All records below must be retyped exactly.

Structured figure records:

* * *

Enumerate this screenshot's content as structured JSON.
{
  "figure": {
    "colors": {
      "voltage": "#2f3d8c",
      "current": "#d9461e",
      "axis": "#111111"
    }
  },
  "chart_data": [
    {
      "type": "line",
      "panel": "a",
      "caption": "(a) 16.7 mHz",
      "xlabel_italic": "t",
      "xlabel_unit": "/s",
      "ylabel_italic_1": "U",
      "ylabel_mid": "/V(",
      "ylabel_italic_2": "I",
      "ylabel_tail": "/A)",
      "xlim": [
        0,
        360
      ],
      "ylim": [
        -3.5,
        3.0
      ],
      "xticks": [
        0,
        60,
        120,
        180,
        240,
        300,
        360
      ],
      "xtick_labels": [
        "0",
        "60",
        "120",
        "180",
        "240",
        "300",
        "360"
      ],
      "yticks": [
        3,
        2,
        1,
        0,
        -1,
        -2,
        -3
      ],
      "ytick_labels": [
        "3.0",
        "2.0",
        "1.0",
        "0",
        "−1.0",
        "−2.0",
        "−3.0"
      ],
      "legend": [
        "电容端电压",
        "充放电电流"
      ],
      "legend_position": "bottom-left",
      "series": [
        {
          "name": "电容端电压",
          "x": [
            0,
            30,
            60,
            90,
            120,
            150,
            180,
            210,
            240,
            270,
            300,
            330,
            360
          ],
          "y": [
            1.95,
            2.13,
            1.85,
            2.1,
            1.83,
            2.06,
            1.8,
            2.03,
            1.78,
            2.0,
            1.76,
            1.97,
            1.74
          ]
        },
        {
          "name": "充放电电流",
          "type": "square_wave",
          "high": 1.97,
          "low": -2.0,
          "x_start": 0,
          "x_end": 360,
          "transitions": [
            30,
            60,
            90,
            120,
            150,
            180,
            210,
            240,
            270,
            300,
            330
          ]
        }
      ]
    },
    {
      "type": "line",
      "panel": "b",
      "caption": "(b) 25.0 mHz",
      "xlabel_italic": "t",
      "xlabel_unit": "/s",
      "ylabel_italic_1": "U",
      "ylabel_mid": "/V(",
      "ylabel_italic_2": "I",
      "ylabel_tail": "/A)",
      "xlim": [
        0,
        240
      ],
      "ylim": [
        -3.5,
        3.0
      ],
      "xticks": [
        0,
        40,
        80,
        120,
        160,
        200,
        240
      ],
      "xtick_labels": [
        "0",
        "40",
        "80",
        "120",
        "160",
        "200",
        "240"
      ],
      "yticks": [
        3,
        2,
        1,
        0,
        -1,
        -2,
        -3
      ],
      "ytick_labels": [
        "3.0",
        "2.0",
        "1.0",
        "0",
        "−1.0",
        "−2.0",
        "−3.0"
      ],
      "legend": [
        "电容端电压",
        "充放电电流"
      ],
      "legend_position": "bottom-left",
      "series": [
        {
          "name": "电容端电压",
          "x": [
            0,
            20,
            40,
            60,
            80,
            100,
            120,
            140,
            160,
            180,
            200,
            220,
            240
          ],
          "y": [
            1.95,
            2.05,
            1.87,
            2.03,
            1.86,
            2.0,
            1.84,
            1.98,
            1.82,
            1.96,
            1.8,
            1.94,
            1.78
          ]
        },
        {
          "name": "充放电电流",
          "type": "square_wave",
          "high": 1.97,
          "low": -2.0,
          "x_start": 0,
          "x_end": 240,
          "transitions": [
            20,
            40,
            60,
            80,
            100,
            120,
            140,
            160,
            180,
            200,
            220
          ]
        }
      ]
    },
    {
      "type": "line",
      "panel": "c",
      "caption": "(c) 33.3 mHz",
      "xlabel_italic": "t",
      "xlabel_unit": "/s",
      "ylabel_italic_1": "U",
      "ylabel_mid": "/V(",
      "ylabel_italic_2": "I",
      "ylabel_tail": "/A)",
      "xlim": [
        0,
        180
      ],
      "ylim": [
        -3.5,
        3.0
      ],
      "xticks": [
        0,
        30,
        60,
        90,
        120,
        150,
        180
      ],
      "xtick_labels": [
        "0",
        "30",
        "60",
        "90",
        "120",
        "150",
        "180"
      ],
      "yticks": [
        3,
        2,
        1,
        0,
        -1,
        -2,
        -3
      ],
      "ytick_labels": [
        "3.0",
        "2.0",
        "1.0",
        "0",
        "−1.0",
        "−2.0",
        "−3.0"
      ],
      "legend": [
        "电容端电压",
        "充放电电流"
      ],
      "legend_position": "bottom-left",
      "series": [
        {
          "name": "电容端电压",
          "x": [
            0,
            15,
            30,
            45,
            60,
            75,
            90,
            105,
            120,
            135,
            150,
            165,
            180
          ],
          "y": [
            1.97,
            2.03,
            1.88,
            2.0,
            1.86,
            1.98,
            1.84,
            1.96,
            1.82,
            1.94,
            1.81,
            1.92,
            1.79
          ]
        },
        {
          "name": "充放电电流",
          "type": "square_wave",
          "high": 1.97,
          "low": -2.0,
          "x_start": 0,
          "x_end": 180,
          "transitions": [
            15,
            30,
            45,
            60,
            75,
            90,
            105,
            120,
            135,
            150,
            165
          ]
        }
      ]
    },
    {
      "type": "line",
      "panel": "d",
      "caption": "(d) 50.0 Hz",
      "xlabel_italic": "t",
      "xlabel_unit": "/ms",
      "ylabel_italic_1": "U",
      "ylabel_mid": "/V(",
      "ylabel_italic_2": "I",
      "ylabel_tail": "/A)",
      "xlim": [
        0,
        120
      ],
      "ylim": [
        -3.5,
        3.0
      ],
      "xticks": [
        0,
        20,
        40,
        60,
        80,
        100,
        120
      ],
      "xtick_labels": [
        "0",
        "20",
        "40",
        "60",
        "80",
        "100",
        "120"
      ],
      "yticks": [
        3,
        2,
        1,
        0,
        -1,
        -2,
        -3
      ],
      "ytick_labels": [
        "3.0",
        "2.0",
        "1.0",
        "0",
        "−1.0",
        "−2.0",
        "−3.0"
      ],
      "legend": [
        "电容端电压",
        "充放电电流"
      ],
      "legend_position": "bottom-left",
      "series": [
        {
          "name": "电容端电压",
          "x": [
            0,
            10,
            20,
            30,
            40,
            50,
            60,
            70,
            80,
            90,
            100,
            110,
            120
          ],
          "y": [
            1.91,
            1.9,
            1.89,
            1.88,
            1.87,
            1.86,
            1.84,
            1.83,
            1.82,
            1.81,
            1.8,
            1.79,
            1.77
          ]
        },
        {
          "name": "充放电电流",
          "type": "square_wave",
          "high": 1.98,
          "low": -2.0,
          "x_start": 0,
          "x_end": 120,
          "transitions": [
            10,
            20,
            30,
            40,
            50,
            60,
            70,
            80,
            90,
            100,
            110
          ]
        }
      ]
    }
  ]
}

* * *

#### [Output of the task]
Enumerate this screenshot's content as structured JSON.
{
  "figure": {
    "colors": {
      "voltage": "#2f3d8c",
      "current": "#d9461e",
      "axis": "#111111"
    }
  },
  "chart_data": [
    {
      "type": "line",
      "panel": "a",
      "caption": "(a) 16.7 mHz",
      "xlabel_italic": "t",
      "xlabel_unit": "/s",
      "ylabel_italic_1": "U",
      "ylabel_mid": "/V(",
      "ylabel_italic_2": "I",
      "ylabel_tail": "/A)",
      "xlim": [
        0,
        360
      ],
      "ylim": [
        -3.5,
        3.0
      ],
      "xticks": [
        0,
        60,
        120,
        180,
        240,
        300,
        360
      ],
      "xtick_labels": [
        "0",
        "60",
        "120",
        "180",
        "240",
        "300",
        "360"
      ],
      "yticks": [
        3,
        2,
        1,
        0,
        -1,
        -2,
        -3
      ],
      "ytick_labels": [
        "3.0",
        "2.0",
        "1.0",
        "0",
        "−1.0",
        "−2.0",
        "−3.0"
      ],
      "legend": [
        "电容端电压",
        "充放电电流"
      ],
      "legend_position": "bottom-left",
      "series": [
        {
          "name": "电容端电压",
          "x": [
            0,
            30,
            60,
            90,
            120,
            150,
            180,
            210,
            240,
            270,
            300,
            330,
            360
          ],
          "y": [
            1.95,
            2.13,
            1.85,
            2.1,
            1.83,
            2.06,
            1.8,
            2.03,
            1.78,
            2.0,
            1.76,
            1.97,
            1.74
          ]
        },
        {
          "name": "充放电电流",
          "type": "square_wave",
          "high": 1.97,
          "low": -2.0,
          "x_start": 0,
          "x_end": 360,
          "transitions": [
            30,
            60,
            90,
            120,
            150,
            180,
            210,
            240,
            270,
            300,
            330
          ]
        }
      ]
    },
    {
      "type": "line",
      "panel": "b",
      "caption": "(b) 25.0 mHz",
      "xlabel_italic": "t",
      "xlabel_unit": "/s",
      "ylabel_italic_1": "U",
      "ylabel_mid": "/V(",
      "ylabel_italic_2": "I",
      "ylabel_tail": "/A)",
      "xlim": [
        0,
        240
      ],
      "ylim": [
        -3.5,
        3.0
      ],
      "xticks": [
        0,
        40,
        80,
        120,
        160,
        200,
        240
      ],
      "xtick_labels": [
        "0",
        "40",
        "80",
        "120",
        "160",
        "200",
        "240"
      ],
      "yticks": [
        3,
        2,
        1,
        0,
        -1,
        -2,
        -3
      ],
      "ytick_labels": [
        "3.0",
        "2.0",
        "1.0",
        "0",
        "−1.0",
        "−2.0",
        "−3.0"
      ],
      "legend": [
        "电容端电压",
        "充放电电流"
      ],
      "legend_position": "bottom-left",
      "series": [
        {
          "name": "电容端电压",
          "x": [
            0,
            20,
            40,
            60,
            80,
            100,
            120,
            140,
            160,
            180,
            200,
            220,
            240
          ],
          "y": [
            1.95,
            2.05,
            1.87,
            2.03,
            1.86,
            2.0,
            1.84,
            1.98,
            1.82,
            1.96,
            1.8,
            1.94,
            1.78
          ]
        },
        {
          "name": "充放电电流",
          "type": "square_wave",
          "high": 1.97,
          "low": -2.0,
          "x_start": 0,
          "x_end": 240,
          "transitions": [
            20,
            40,
            60,
            80,
            100,
            120,
            140,
            160,
            180,
            200,
            220
          ]
        }
      ]
    },
    {
      "type": "line",
      "panel": "c",
      "caption": "(c) 33.3 mHz",
      "xlabel_italic": "t",
      "xlabel_unit": "/s",
      "ylabel_italic_1": "U",
      "ylabel_mid": "/V(",
      "ylabel_italic_2": "I",
      "ylabel_tail": "/A)",
      "xlim": [
        0,
        180
      ],
      "ylim": [
        -3.5,
        3.0
      ],
      "xticks": [
        0,
        30,
        60,
        90,
        120,
        150,
        180
      ],
      "xtick_labels": [
        "0",
        "30",
        "60",
        "90",
        "120",
        "150",
        "180"
      ],
      "yticks": [
        3,
        2,
        1,
        0,
        -1,
        -2,
        -3
      ],
      "ytick_labels": [
        "3.0",
        "2.0",
        "1.0",
        "0",
        "−1.0",
        "−2.0",
        "−3.0"
      ],
      "legend": [
        "电容端电压",
        "充放电电流"
      ],
      "legend_position": "bottom-left",
      "series": [
        {
          "name": "电容端电压",
          "x": [
            0,
            15,
            30,
            45,
            60,
            75,
            90,
            105,
            120,
            135,
            150,
            165,
            180
          ],
          "y": [
            1.97,
            2.03,
            1.88,
            2.0,
            1.86,
            1.98,
            1.84,
            1.96,
            1.82,
            1.94,
            1.81,
            1.92,
            1.79
          ]
        },
        {
          "name": "充放电电流",
          "type": "square_wave",
          "high": 1.97,
          "low": -2.0,
          "x_start": 0,
          "x_end": 180,
          "transitions": [
            15,
            30,
            45,
            60,
            75,
            90,
            105,
            120,
            135,
            150,
            165
          ]
        }
      ]
    },
    {
      "type": "line",
      "panel": "d",
      "caption": "(d) 50.0 Hz",
      "xlabel_italic": "t",
      "xlabel_unit": "/ms",
      "ylabel_italic_1": "U",
      "ylabel_mid": "/V(",
      "ylabel_italic_2": "I",
      "ylabel_tail": "/A)",
      "xlim": [
        0,
        120
      ],
      "ylim": [
        -3.5,
        3.0
      ],
      "xticks": [
        0,
        20,
        40,
        60,
        80,
        100,
        120
      ],
      "xtick_labels": [
        "0",
        "20",
        "40",
        "60",
        "80",
        "100",
        "120"
      ],
      "yticks": [
        3,
        2,
        1,
        0,
        -1,
        -2,
        -3
      ],
      "ytick_labels": [
        "3.0",
        "2.0",
        "1.0",
        "0",
        "−1.0",
        "−2.0",
        "−3.0"
      ],
      "legend": [
        "电容端电压",
        "充放电电流"
      ],
      "legend_position": "bottom-left",
      "series": [
        {
          "name": "电容端电压",
          "x": [
            0,
            10,
            20,
            30,
            40,
            50,
            60,
            70,
            80,
            90,
            100,
            110,
            120
          ],
          "y": [
            1.91,
            1.9,
            1.89,
            1.88,
            1.87,
            1.86,
            1.84,
            1.83,
            1.82,
            1.81,
            1.8,
            1.79,
            1.77
          ]
        },
        {
          "name": "充放电电流",
          "type": "square_wave",
          "high": 1.98,
          "low": -2.0,
          "x_start": 0,
          "x_end": 120,
          "transitions": [
            10,
            20,
            30,
            40,
            50,
            60,
            70,
            80,
            90,
            100,
            110
          ]
        }
      ]
    }
  ]
}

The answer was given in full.